:: RECORDS TO PROCESS ::

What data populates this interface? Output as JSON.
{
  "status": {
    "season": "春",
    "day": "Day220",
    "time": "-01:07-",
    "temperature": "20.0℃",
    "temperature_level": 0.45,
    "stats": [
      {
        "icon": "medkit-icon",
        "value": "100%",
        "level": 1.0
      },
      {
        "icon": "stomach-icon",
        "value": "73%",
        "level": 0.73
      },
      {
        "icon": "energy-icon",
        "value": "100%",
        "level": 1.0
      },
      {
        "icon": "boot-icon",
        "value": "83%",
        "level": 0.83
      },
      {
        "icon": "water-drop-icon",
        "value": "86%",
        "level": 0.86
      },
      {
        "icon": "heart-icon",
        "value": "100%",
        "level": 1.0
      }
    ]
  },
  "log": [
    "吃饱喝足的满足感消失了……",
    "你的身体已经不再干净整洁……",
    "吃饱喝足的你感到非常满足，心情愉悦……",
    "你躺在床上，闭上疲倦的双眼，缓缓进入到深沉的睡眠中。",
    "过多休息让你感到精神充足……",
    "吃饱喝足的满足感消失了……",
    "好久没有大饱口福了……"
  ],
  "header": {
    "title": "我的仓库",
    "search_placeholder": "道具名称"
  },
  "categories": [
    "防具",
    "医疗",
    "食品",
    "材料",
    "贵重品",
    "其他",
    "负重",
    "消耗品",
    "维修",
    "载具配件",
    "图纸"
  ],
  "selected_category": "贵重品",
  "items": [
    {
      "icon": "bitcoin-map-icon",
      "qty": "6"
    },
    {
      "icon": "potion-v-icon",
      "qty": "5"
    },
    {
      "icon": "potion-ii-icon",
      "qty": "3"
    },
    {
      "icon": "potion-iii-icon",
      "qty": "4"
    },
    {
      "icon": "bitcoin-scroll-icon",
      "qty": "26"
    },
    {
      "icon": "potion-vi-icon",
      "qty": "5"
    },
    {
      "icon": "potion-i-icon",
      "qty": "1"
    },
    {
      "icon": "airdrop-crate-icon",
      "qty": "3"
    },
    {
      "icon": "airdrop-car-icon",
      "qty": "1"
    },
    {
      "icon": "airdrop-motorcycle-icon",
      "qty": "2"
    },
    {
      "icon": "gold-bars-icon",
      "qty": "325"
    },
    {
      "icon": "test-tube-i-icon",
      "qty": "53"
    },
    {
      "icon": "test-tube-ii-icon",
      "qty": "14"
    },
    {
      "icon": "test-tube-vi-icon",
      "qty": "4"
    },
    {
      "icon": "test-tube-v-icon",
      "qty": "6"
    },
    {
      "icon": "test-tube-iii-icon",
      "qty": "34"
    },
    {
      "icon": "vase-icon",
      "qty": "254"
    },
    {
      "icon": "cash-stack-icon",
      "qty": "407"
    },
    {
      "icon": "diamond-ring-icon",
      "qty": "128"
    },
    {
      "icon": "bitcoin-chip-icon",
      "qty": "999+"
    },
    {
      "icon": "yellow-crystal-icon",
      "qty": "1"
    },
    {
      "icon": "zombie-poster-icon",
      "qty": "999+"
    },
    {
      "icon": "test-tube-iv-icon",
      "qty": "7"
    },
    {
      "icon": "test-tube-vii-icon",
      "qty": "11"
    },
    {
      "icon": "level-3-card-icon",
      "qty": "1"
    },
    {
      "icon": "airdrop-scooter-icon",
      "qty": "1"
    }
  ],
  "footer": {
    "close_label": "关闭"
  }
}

:::

- **GIVEN REQUEST**
Retype all of the entries precisely as they are.

- **WORKED ANSWER**
What data populates this interface? Output as JSON.
{
  "status": {
    "season": "春",
    "day": "Day220",
    "time": "-01:07-",
    "temperature": "20.0℃",
    "temperature_level": 0.45,
    "stats": [
      {
        "icon": "medkit-icon",
        "value": "100%",
        "level": 1.0
      },
      {
        "icon": "stomach-icon",
        "value": "73%",
        "level": 0.73
      },
      {
        "icon": "energy-icon",
        "value": "100%",
        "level": 1.0
      },
      {
        "icon": "boot-icon",
        "value": "83%",
        "level": 0.83
      },
      {
        "icon": "water-drop-icon",
        "value": "86%",
        "level": 0.86
      },
      {
        "icon": "heart-icon",
        "value": "100%",
        "level": 1.0
      }
    ]
  },
  "log": [
    "吃饱喝足的满足感消失了……",
    "你的身体已经不再干净整洁……",
    "吃饱喝足的你感到非常满足，心情愉悦……",
    "你躺在床上，闭上疲倦的双眼，缓缓进入到深沉的睡眠中。",
    "过多休息让你感到精神充足……",
    "吃饱喝足的满足感消失了……",
    "好久没有大饱口福了……"
  ],
  "header": {
    "title": "我的仓库",
    "search_placeholder": "道具名称"
  },
  "categories": [
    "防具",
    "医疗",
    "食品",
    "材料",
    "贵重品",
    "其他",
    "负重",
    "消耗品",
    "维修",
    "载具配件",
    "图纸"
  ],
  "selected_category": "贵重品",
  "items": [
    {
      "icon": "bitcoin-map-icon",
      "qty": "6"
    },
    {
      "icon": "potion-v-icon",
      "qty": "5"
    },
    {
      "icon": "potion-ii-icon",
      "qty": "3"
    },
    {
      "icon": "potion-iii-icon",
      "qty": "4"
    },
    {
      "icon": "bitcoin-scroll-icon",
      "qty": "26"
    },
    {
      "icon": "potion-vi-icon",
      "qty": "5"
    },
    {
      "icon": "potion-i-icon",
      "qty": "1"
    },
    {
      "icon": "airdrop-crate-icon",
      "qty": "3"
    },
    {
      "icon": "airdrop-car-icon",
      "qty": "1"
    },
    {
      "icon": "airdrop-motorcycle-icon",
      "qty": "2"
    },
    {
      "icon": "gold-bars-icon",
      "qty": "325"
    },
    {
      "icon": "test-tube-i-icon",
      "qty": "53"
    },
    {
      "icon": "test-tube-ii-icon",
      "qty": "14"
    },
    {
      "icon": "test-tube-vi-icon",
      "qty": "4"
    },
    {
      "icon": "test-tube-v-icon",
      "qty": "6"
    },
    {
      "icon": "test-tube-iii-icon",
      "qty": "34"
    },
    {
      "icon": "vase-icon",
      "qty": "254"
    },
    {
      "icon": "cash-stack-icon",
      "qty": "407"
    },
    {
      "icon": "diamond-ring-icon",
      "qty": "128"
    },
    {
      "icon": "bitcoin-chip-icon",
      "qty": "999+"
    },
    {
      "icon": "yellow-crystal-icon",
      "qty": "1"
    },
    {
      "icon": "zombie-poster-icon",
      "qty": "999+"
    },
    {
      "icon": "test-tube-iv-icon",
      "qty": "7"
    },
    {
      "icon": "test-tube-vii-icon",
      "qty": "11"
    },
    {
      "icon": "level-3-card-icon",
      "qty": "1"
    },
    {
      "icon": "airdrop-scooter-icon",
      "qty": "1"
    }
  ],
  "footer": {
    "close_label": "关闭"
  }
}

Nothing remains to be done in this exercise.